--- The data ---
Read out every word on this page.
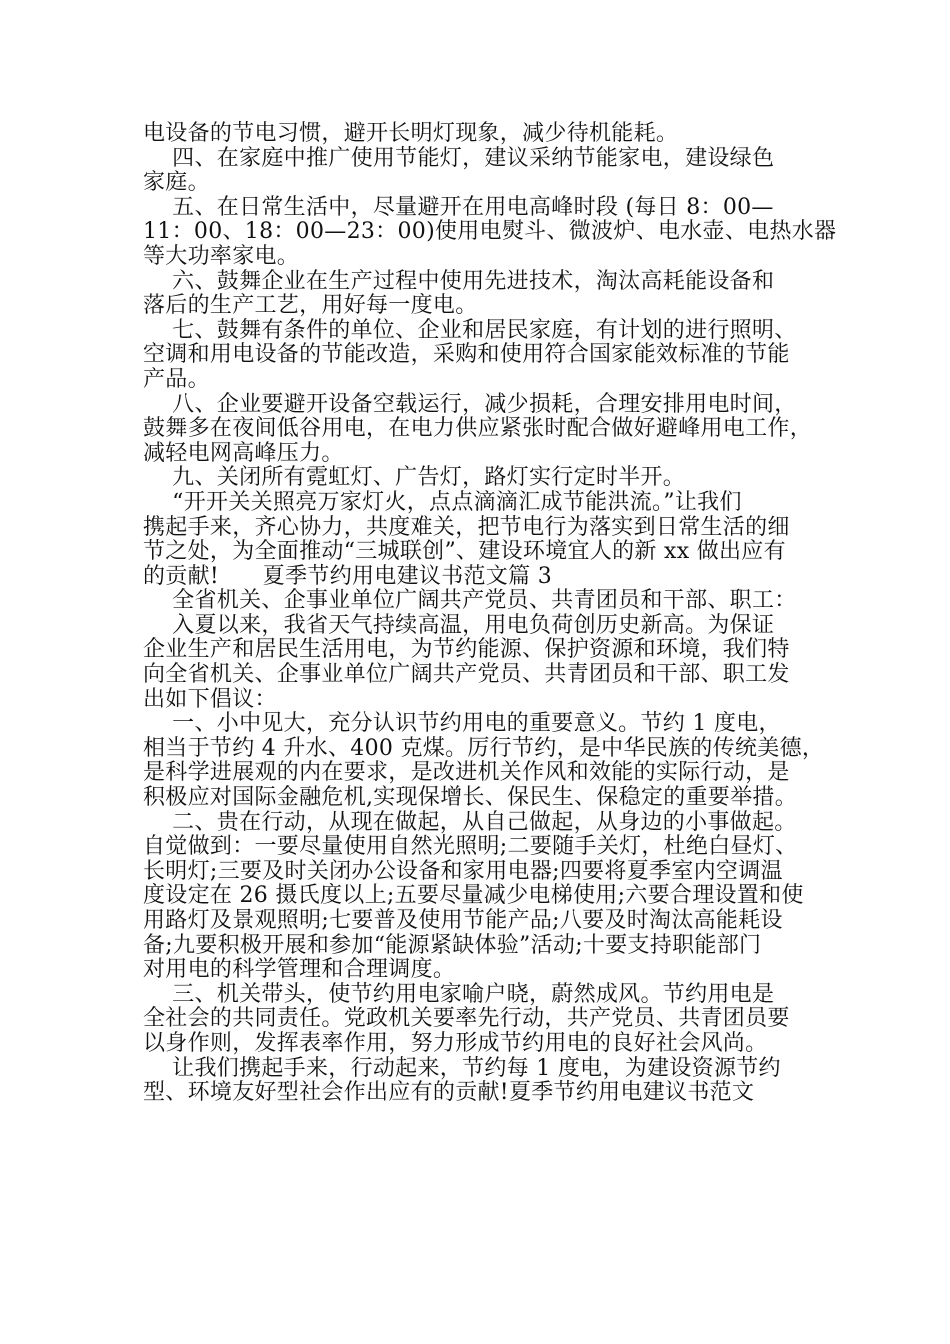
电设备的节电习惯，避开长明灯现象，减少待机能耗。
四、在家庭中推广使用节能灯，建议采纳节能家电，建设绿色
家庭。
五、在日常生活中，尽量避开在用电高峰时段 (每日 8：00—
11：00、18：00—23：00)使用电熨斗、微波炉、电水壶、电热水器
等大功率家电。
六、鼓舞企业在生产过程中使用先进技术，淘汰高耗能设备和
落后的生产工艺，用好每一度电。
七、鼓舞有条件的单位、企业和居民家庭，有计划的进行照明、
空调和用电设备的节能改造，采购和使用符合国家能效标准的节能
产品。
八、企业要避开设备空载运行，减少损耗，合理安排用电时间，
鼓舞多在夜间低谷用电，在电力供应紧张时配合做好避峰用电工作，
减轻电网高峰压力。
九、关闭所有霓虹灯、广告灯，路灯实行定时半开。
“开开关关照亮万家灯火，点点滴滴汇成节能洪流。”让我们
携起手来，齐心协力，共度难关，把节电行为落实到日常生活的细
节之处，为全面推动“三城联创”、建设环境宜人的新 xx 做出应有
的贡献!      夏季节约用电建议书范文篇 3
全省机关、企事业单位广阔共产党员、共青团员和干部、职工：
入夏以来，我省天气持续高温，用电负荷创历史新高。为保证
企业生产和居民生活用电，为节约能源、保护资源和环境，我们特
向全省机关、企事业单位广阔共产党员、共青团员和干部、职工发
出如下倡议：
一、小中见大，充分认识节约用电的重要意义。节约 1 度电，
相当于节约 4 升水、400 克煤。厉行节约，是中华民族的传统美德，
是科学进展观的内在要求，是改进机关作风和效能的实际行动，是
积极应对国际金融危机,实现保增长、保民生、保稳定的重要举措。
二、贵在行动，从现在做起，从自己做起，从身边的小事做起。
自觉做到：一要尽量使用自然光照明;二要随手关灯，杜绝白昼灯、
长明灯;三要及时关闭办公设备和家用电器;四要将夏季室内空调温
度设定在 26 摄氏度以上;五要尽量减少电梯使用;六要合理设置和使
用路灯及景观照明;七要普及使用节能产品;八要及时淘汰高能耗设
备;九要积极开展和参加“能源紧缺体验”活动;十要支持职能部门
对用电的科学管理和合理调度。
三、机关带头，使节约用电家喻户晓，蔚然成风。节约用电是
全社会的共同责任。党政机关要率先行动，共产党员、共青团员要
以身作则，发挥表率作用，努力形成节约用电的良好社会风尚。
让我们携起手来，行动起来，节约每 1 度电，为建设资源节约
型、环境友好型社会作出应有的贡献!夏季节约用电建议书范文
---
### Task requirements
Leave out the pictures and reproduce the rest of the listing exactly.

### Answer for this exercise
Read out every word on this page.
电设备的节电习惯，避开长明灯现象，减少待机能耗。
四、在家庭中推广使用节能灯，建议采纳节能家电，建设绿色
家庭。
五、在日常生活中，尽量避开在用电高峰时段 (每日 8：00—
11：00、18：00—23：00)使用电熨斗、微波炉、电水壶、电热水器
等大功率家电。
六、鼓舞企业在生产过程中使用先进技术，淘汰高耗能设备和
落后的生产工艺，用好每一度电。
七、鼓舞有条件的单位、企业和居民家庭，有计划的进行照明、
空调和用电设备的节能改造，采购和使用符合国家能效标准的节能
产品。
八、企业要避开设备空载运行，减少损耗，合理安排用电时间，
鼓舞多在夜间低谷用电，在电力供应紧张时配合做好避峰用电工作，
减轻电网高峰压力。
九、关闭所有霓虹灯、广告灯，路灯实行定时半开。
“开开关关照亮万家灯火，点点滴滴汇成节能洪流。”让我们
携起手来，齐心协力，共度难关，把节电行为落实到日常生活的细
节之处，为全面推动“三城联创”、建设环境宜人的新 xx 做出应有
的贡献!      夏季节约用电建议书范文篇 3
全省机关、企事业单位广阔共产党员、共青团员和干部、职工：
入夏以来，我省天气持续高温，用电负荷创历史新高。为保证
企业生产和居民生活用电，为节约能源、保护资源和环境，我们特
向全省机关、企事业单位广阔共产党员、共青团员和干部、职工发
出如下倡议：
一、小中见大，充分认识节约用电的重要意义。节约 1 度电，
相当于节约 4 升水、400 克煤。厉行节约，是中华民族的传统美德，
是科学进展观的内在要求，是改进机关作风和效能的实际行动，是
积极应对国际金融危机,实现保增长、保民生、保稳定的重要举措。
二、贵在行动，从现在做起，从自己做起，从身边的小事做起。
自觉做到：一要尽量使用自然光照明;二要随手关灯，杜绝白昼灯、
长明灯;三要及时关闭办公设备和家用电器;四要将夏季室内空调温
度设定在 26 摄氏度以上;五要尽量减少电梯使用;六要合理设置和使
用路灯及景观照明;七要普及使用节能产品;八要及时淘汰高能耗设
备;九要积极开展和参加“能源紧缺体验”活动;十要支持职能部门
对用电的科学管理和合理调度。
三、机关带头，使节约用电家喻户晓，蔚然成风。节约用电是
全社会的共同责任。党政机关要率先行动，共产党员、共青团员要
以身作则，发挥表率作用，努力形成节约用电的良好社会风尚。
让我们携起手来，行动起来，节约每 1 度电，为建设资源节约
型、环境友好型社会作出应有的贡献!夏季节约用电建议书范文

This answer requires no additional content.